## [Aim of the task]
Reproduce the entries word for word, and omit any picture you find in them.
+-------+
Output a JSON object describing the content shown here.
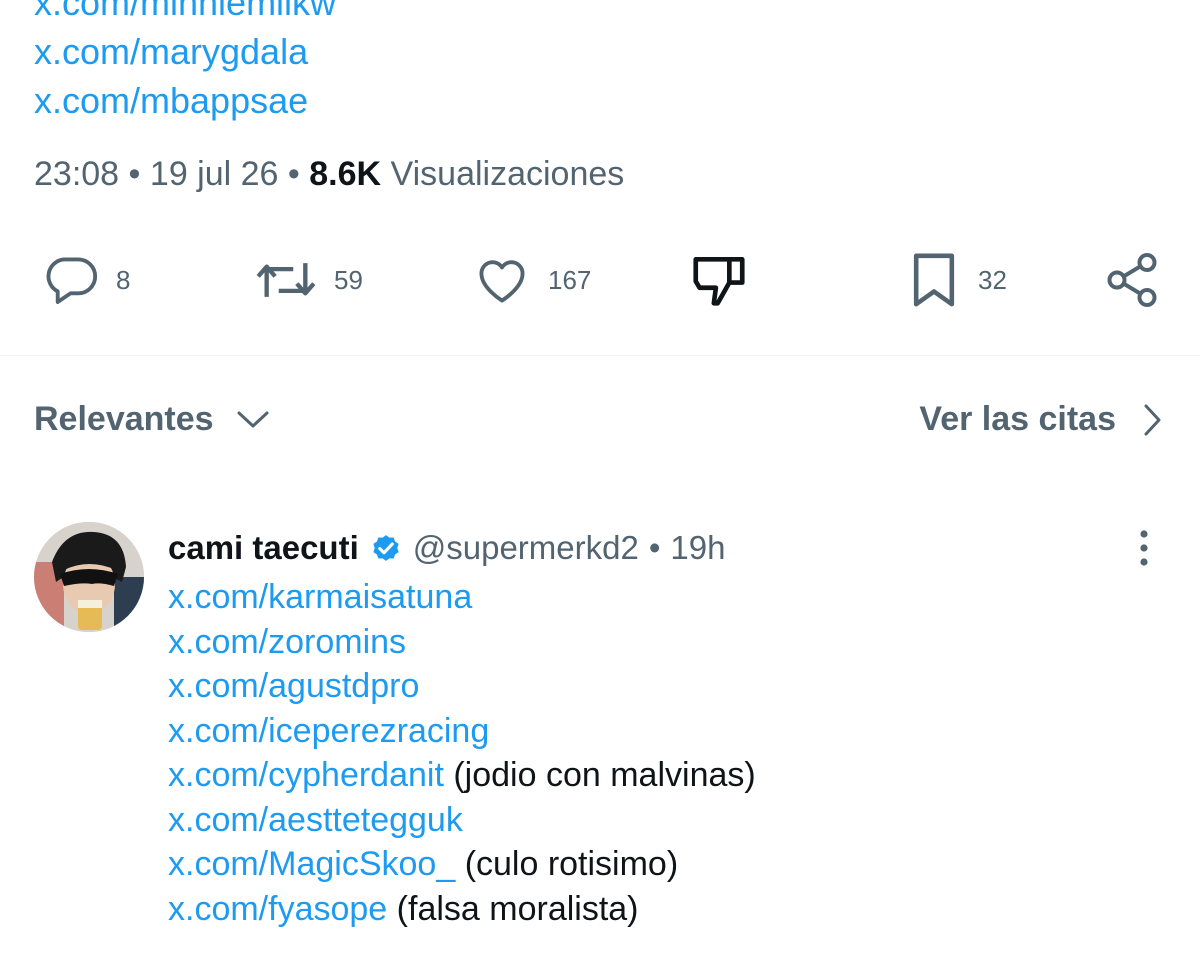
{
  "tweet": {
    "top_links": [
      "x.com/minniemilkw",
      "x.com/marygdala",
      "x.com/mbappsae"
    ],
    "time": "23:08",
    "separator": "•",
    "date": "19 jul 26",
    "views_count": "8.6K",
    "views_label": "Visualizaciones",
    "actions": {
      "replies": "8",
      "reposts": "59",
      "likes": "167",
      "bookmarks": "32"
    }
  },
  "sort": {
    "label": "Relevantes",
    "quotes_label": "Ver las citas"
  },
  "reply": {
    "name": "cami taecuti",
    "handle": "@supermerkd2",
    "separator": "•",
    "time": "19h",
    "lines": [
      {
        "link": "x.com/karmaisatuna",
        "note": ""
      },
      {
        "link": "x.com/zoromins",
        "note": ""
      },
      {
        "link": "x.com/agustdpro",
        "note": ""
      },
      {
        "link": "x.com/iceperezracing",
        "note": ""
      },
      {
        "link": "x.com/cypherdanit",
        "note": "(jodio con malvinas)"
      },
      {
        "link": "x.com/aesttetegguk",
        "note": ""
      },
      {
        "link": "x.com/MagicSkoo_",
        "note": "(culo rotisimo)"
      },
      {
        "link": "x.com/fyasope",
        "note": "(falsa moralista)"
      }
    ]
  },
  "colors": {
    "link": "#1d9bf0",
    "muted": "#536471",
    "text": "#0f1419",
    "verified": "#1d9bf0"
  }
}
+-------+
## [Result of the task]
Output a JSON object describing the content shown here.
{
  "tweet": {
    "top_links": [
      "x.com/minniemilkw",
      "x.com/marygdala",
      "x.com/mbappsae"
    ],
    "time": "23:08",
    "separator": "•",
    "date": "19 jul 26",
    "views_count": "8.6K",
    "views_label": "Visualizaciones",
    "actions": {
      "replies": "8",
      "reposts": "59",
      "likes": "167",
      "bookmarks": "32"
    }
  },
  "sort": {
    "label": "Relevantes",
    "quotes_label": "Ver las citas"
  },
  "reply": {
    "name": "cami taecuti",
    "handle": "@supermerkd2",
    "separator": "•",
    "time": "19h",
    "lines": [
      {
        "link": "x.com/karmaisatuna",
        "note": ""
      },
      {
        "link": "x.com/zoromins",
        "note": ""
      },
      {
        "link": "x.com/agustdpro",
        "note": ""
      },
      {
        "link": "x.com/iceperezracing",
        "note": ""
      },
      {
        "link": "x.com/cypherdanit",
        "note": "(jodio con malvinas)"
      },
      {
        "link": "x.com/aesttetegguk",
        "note": ""
      },
      {
        "link": "x.com/MagicSkoo_",
        "note": "(culo rotisimo)"
      },
      {
        "link": "x.com/fyasope",
        "note": "(falsa moralista)"
      }
    ]
  },
  "colors": {
    "link": "#1d9bf0",
    "muted": "#536471",
    "text": "#0f1419",
    "verified": "#1d9bf0"
  }
}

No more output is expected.